PROBLEM REQUIREMENTS:
Check each line of the material. Copy those containing "zlabel".

INPUT:

──────────

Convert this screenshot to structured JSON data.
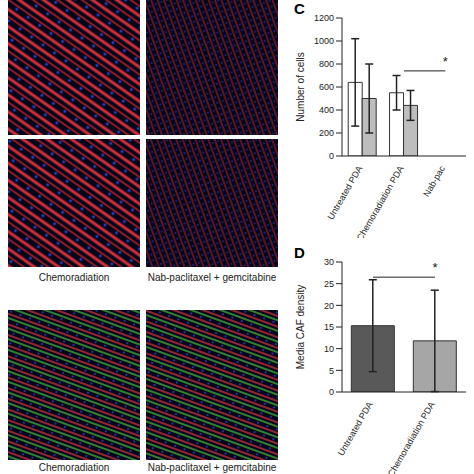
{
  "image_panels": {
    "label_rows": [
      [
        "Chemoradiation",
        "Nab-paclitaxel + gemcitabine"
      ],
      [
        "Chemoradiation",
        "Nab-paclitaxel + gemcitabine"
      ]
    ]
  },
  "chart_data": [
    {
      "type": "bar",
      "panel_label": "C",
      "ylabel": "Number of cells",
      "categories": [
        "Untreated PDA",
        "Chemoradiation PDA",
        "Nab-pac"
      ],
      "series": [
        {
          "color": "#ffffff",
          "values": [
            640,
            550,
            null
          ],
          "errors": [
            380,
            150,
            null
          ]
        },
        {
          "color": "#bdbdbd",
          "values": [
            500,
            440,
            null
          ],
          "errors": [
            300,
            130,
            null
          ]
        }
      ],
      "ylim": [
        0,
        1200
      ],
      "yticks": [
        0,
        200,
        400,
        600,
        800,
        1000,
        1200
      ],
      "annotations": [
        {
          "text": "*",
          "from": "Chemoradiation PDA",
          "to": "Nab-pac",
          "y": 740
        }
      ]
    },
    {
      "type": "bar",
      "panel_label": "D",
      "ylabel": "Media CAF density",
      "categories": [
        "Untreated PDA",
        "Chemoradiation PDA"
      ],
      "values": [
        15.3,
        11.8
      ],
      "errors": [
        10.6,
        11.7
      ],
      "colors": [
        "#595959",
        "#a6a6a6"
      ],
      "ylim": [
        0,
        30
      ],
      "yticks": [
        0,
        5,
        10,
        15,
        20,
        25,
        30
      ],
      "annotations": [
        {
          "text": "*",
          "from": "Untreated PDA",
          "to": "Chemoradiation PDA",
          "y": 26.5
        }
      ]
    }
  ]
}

──────────

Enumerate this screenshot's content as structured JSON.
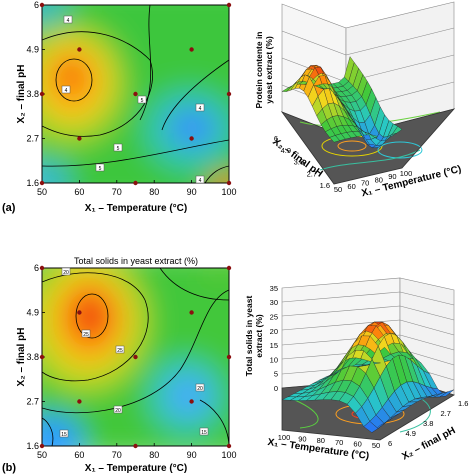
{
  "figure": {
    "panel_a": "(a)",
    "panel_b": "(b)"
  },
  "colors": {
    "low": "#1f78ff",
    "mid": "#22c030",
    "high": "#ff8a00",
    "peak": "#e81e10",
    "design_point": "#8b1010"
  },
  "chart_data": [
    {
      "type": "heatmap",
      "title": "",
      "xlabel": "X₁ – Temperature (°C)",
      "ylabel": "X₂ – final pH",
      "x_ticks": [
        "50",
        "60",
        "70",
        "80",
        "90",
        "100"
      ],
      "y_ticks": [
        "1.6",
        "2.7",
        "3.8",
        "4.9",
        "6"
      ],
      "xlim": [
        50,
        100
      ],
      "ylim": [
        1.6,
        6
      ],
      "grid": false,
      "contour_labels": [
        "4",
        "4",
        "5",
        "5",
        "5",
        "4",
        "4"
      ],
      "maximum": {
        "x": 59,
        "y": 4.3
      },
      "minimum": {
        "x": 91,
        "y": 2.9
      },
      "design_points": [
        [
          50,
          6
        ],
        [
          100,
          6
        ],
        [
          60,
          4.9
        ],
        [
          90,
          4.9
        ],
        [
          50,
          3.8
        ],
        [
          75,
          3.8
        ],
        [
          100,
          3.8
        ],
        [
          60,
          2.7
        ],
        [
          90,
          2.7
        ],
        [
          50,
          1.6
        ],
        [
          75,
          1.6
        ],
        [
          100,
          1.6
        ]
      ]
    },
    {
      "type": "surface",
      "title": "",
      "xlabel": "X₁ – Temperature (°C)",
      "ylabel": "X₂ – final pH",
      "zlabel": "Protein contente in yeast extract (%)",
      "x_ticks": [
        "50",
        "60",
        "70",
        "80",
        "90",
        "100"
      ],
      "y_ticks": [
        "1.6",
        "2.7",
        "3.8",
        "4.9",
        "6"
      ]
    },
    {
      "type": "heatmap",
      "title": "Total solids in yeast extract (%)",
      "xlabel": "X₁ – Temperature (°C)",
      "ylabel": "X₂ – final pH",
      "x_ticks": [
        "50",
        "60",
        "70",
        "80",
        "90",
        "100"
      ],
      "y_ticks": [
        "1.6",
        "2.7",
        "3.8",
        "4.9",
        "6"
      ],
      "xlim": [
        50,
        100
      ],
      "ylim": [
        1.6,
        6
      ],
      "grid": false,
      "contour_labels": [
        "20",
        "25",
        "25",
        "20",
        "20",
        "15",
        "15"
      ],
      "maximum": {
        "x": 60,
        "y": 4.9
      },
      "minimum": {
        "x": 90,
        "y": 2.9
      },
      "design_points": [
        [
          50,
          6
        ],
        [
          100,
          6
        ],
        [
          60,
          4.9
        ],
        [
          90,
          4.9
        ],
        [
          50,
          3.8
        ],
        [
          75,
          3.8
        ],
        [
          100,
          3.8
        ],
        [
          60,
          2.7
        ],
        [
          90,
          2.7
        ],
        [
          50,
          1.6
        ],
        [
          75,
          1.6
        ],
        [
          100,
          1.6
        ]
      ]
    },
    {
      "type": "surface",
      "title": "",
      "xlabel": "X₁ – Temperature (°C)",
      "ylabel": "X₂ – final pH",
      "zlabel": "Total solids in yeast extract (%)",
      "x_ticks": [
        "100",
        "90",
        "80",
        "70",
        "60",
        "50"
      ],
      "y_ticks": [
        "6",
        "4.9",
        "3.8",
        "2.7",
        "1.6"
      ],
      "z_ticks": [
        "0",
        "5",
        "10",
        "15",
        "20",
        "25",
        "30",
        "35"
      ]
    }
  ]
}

──────────

RESPONSE BELOW:
      "zlabel": "Protein contente in yeast extract (%)",
      "zlabel": "Total solids in yeast extract (%)",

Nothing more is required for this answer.